(Extracted records)
--*--

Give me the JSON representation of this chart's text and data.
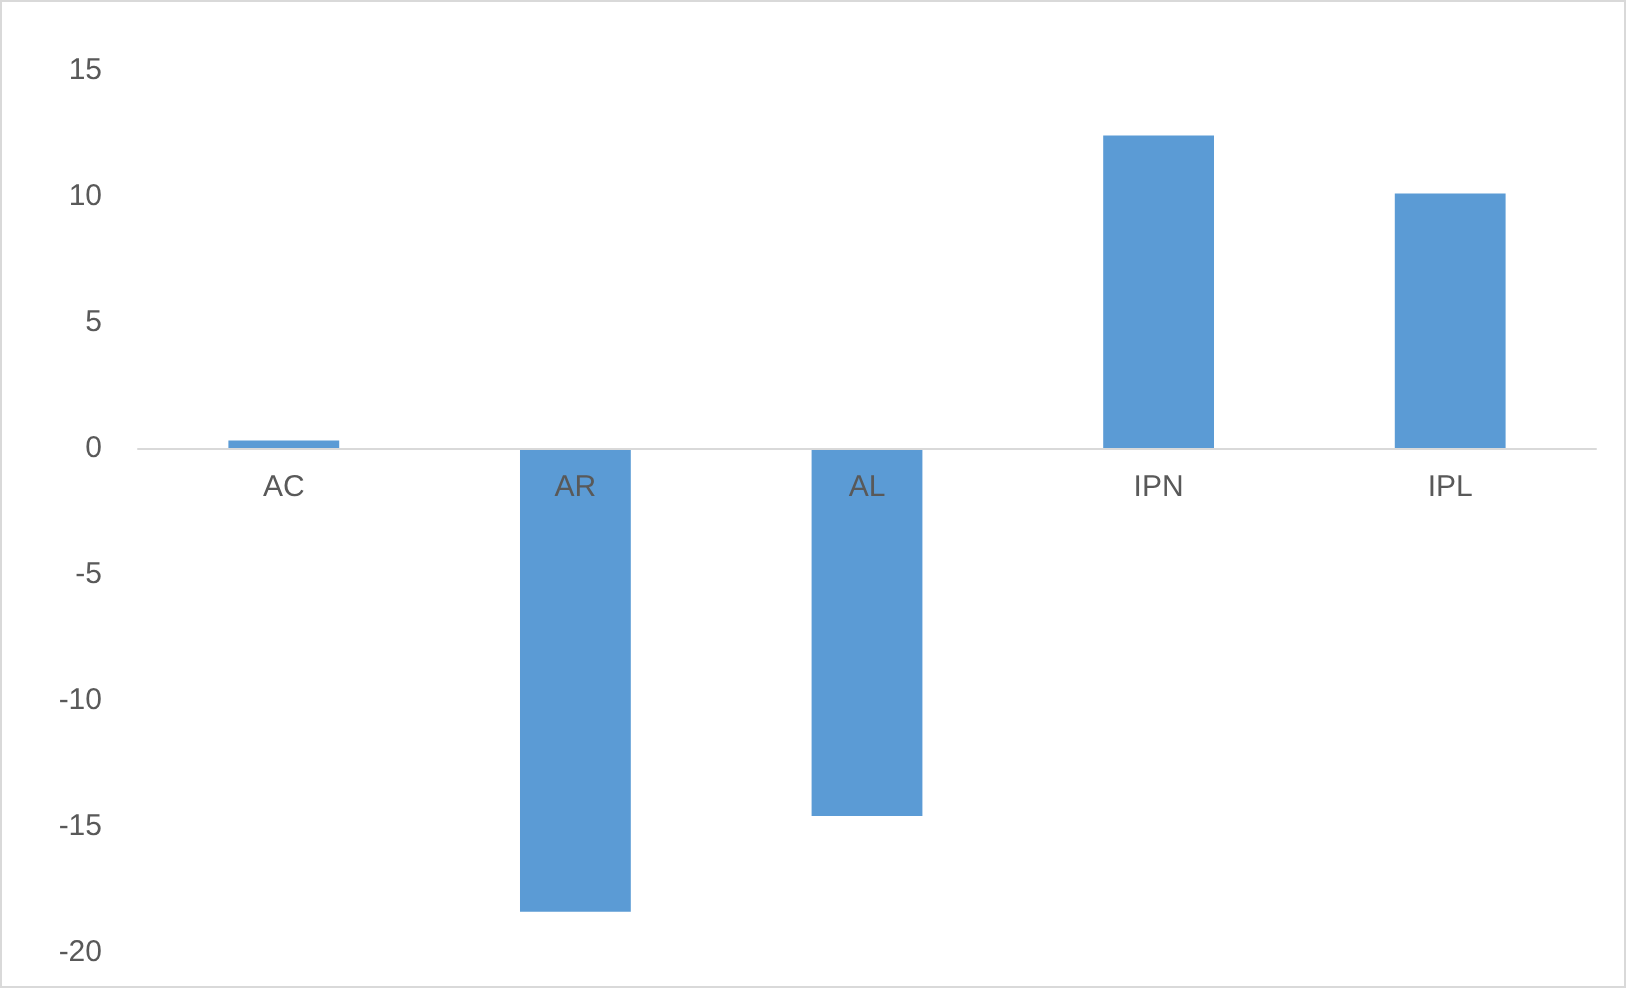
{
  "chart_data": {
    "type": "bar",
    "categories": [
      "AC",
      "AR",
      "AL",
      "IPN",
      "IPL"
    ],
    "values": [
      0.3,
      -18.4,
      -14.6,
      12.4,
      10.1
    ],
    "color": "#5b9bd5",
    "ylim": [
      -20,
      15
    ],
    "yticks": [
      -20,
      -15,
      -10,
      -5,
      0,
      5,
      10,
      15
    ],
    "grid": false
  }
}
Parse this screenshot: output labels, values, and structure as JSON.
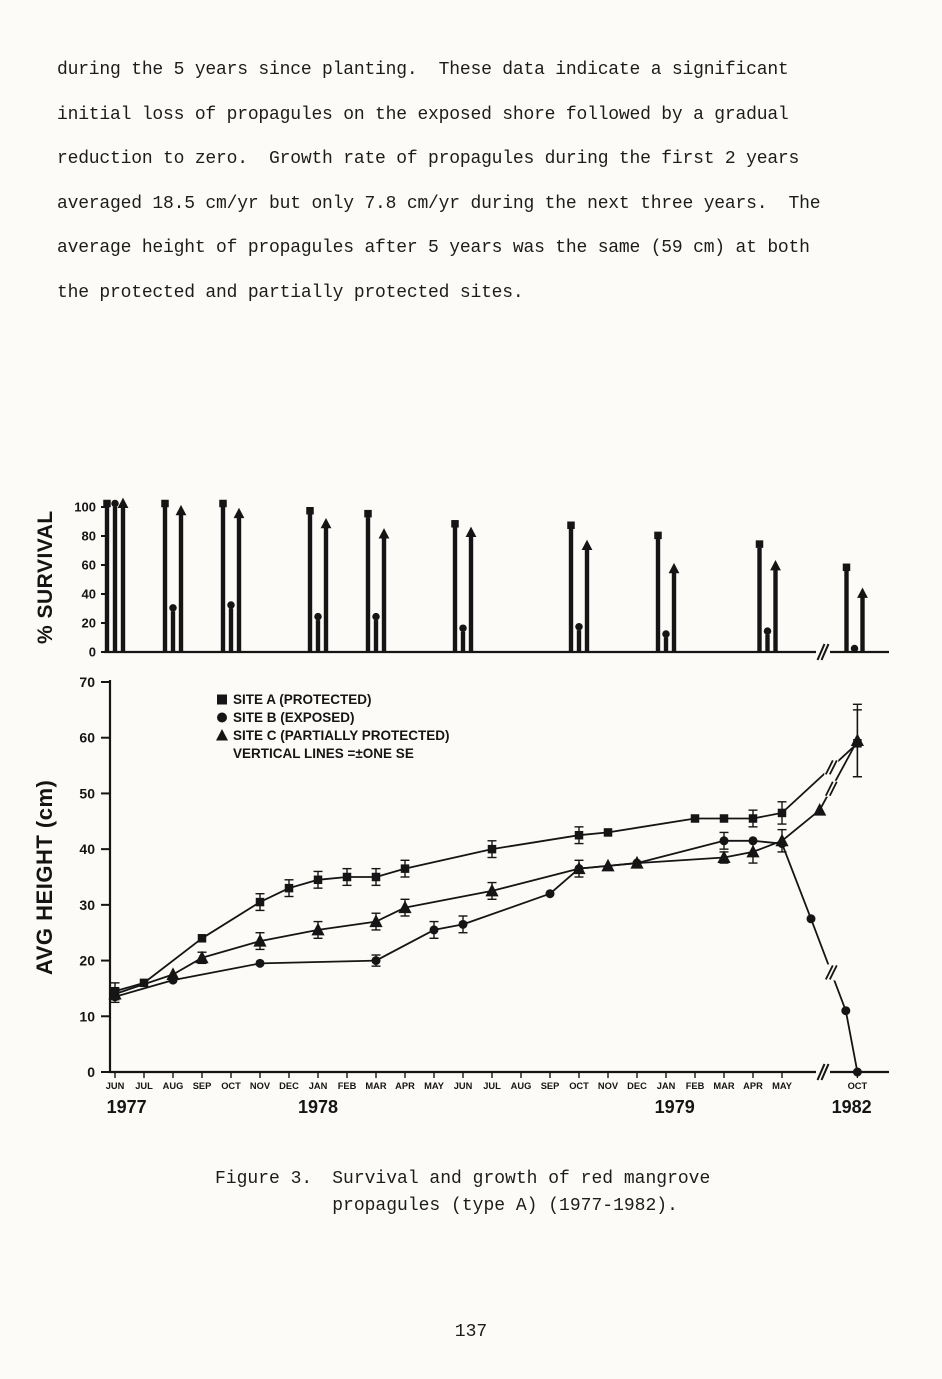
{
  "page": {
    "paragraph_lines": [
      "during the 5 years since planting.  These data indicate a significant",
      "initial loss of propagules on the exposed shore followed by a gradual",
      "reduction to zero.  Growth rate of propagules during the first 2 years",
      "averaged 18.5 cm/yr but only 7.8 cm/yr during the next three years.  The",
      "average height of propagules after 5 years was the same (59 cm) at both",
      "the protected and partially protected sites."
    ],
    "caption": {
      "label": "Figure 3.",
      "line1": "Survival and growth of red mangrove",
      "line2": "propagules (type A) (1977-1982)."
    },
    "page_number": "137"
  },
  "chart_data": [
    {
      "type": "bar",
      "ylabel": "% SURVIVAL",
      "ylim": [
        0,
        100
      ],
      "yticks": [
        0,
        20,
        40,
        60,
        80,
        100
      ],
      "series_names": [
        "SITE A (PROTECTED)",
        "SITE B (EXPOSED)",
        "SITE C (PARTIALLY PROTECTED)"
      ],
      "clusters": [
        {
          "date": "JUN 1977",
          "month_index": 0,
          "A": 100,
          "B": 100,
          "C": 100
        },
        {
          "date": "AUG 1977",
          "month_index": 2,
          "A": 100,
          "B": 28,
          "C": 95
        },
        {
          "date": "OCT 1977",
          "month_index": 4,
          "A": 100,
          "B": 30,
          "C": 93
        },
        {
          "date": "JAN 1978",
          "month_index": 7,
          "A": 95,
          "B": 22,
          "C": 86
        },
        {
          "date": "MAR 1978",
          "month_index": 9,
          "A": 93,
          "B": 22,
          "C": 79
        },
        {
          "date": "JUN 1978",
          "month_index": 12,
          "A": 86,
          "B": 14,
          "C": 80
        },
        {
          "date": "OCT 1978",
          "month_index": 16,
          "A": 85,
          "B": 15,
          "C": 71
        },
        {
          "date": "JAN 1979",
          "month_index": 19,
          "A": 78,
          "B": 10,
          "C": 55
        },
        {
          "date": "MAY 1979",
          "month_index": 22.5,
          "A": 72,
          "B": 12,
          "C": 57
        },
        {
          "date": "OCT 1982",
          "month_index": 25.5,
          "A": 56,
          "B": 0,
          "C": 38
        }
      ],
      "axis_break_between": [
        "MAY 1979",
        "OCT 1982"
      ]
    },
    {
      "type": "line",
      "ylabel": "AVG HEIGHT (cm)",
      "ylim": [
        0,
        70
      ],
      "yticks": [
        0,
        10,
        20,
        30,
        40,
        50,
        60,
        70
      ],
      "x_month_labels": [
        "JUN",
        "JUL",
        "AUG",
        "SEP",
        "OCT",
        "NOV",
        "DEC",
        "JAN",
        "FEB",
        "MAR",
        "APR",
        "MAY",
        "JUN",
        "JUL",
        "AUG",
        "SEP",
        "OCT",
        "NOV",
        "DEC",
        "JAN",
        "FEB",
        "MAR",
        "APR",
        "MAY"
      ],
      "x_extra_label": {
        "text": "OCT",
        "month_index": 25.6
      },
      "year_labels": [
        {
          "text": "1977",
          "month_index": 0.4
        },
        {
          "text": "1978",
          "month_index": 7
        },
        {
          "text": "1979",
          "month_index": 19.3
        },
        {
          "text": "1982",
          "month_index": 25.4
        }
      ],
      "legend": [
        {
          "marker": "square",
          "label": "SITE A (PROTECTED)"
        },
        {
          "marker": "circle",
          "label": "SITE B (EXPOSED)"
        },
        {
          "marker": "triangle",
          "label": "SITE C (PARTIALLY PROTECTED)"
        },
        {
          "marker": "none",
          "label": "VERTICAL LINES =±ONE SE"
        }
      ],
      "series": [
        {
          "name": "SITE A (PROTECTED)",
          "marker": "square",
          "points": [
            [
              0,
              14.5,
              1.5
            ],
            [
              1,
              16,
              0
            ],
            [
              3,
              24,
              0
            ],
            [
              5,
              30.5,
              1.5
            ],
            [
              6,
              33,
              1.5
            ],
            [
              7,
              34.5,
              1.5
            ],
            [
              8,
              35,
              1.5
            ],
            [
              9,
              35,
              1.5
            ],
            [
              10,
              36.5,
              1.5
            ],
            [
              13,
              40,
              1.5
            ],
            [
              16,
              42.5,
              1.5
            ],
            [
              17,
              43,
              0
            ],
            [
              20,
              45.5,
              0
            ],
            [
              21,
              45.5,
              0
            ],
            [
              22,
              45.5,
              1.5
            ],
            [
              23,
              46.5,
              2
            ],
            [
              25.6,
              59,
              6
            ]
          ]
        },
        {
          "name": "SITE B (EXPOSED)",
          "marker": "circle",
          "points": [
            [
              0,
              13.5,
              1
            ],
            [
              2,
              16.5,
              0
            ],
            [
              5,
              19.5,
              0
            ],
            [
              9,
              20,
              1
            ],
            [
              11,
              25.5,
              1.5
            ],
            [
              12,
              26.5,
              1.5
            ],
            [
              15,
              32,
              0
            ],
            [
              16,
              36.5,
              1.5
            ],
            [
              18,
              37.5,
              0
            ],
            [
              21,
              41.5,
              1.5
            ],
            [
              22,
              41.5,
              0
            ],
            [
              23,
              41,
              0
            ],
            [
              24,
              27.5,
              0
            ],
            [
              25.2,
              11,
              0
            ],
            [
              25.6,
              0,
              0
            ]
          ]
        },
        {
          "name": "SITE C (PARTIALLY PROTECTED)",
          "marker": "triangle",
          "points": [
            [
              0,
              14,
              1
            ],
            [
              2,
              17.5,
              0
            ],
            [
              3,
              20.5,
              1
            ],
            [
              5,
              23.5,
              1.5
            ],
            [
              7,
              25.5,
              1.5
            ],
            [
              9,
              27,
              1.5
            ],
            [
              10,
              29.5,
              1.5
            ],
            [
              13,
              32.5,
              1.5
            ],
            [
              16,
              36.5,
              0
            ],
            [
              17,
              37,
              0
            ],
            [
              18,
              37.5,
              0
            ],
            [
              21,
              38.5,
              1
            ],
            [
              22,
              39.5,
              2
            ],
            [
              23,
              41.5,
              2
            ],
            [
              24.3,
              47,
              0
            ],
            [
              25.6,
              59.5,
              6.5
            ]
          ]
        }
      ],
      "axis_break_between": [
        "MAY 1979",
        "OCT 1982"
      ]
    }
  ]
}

--*--

▸ Task
Filter the records down to the lines that contain the string "type", and copy those lines.

▸ Finished answer
    "type": "bar",
      "line2": "propagules (type A) (1977-1982)."
      "type": "bar",
      "type": "line",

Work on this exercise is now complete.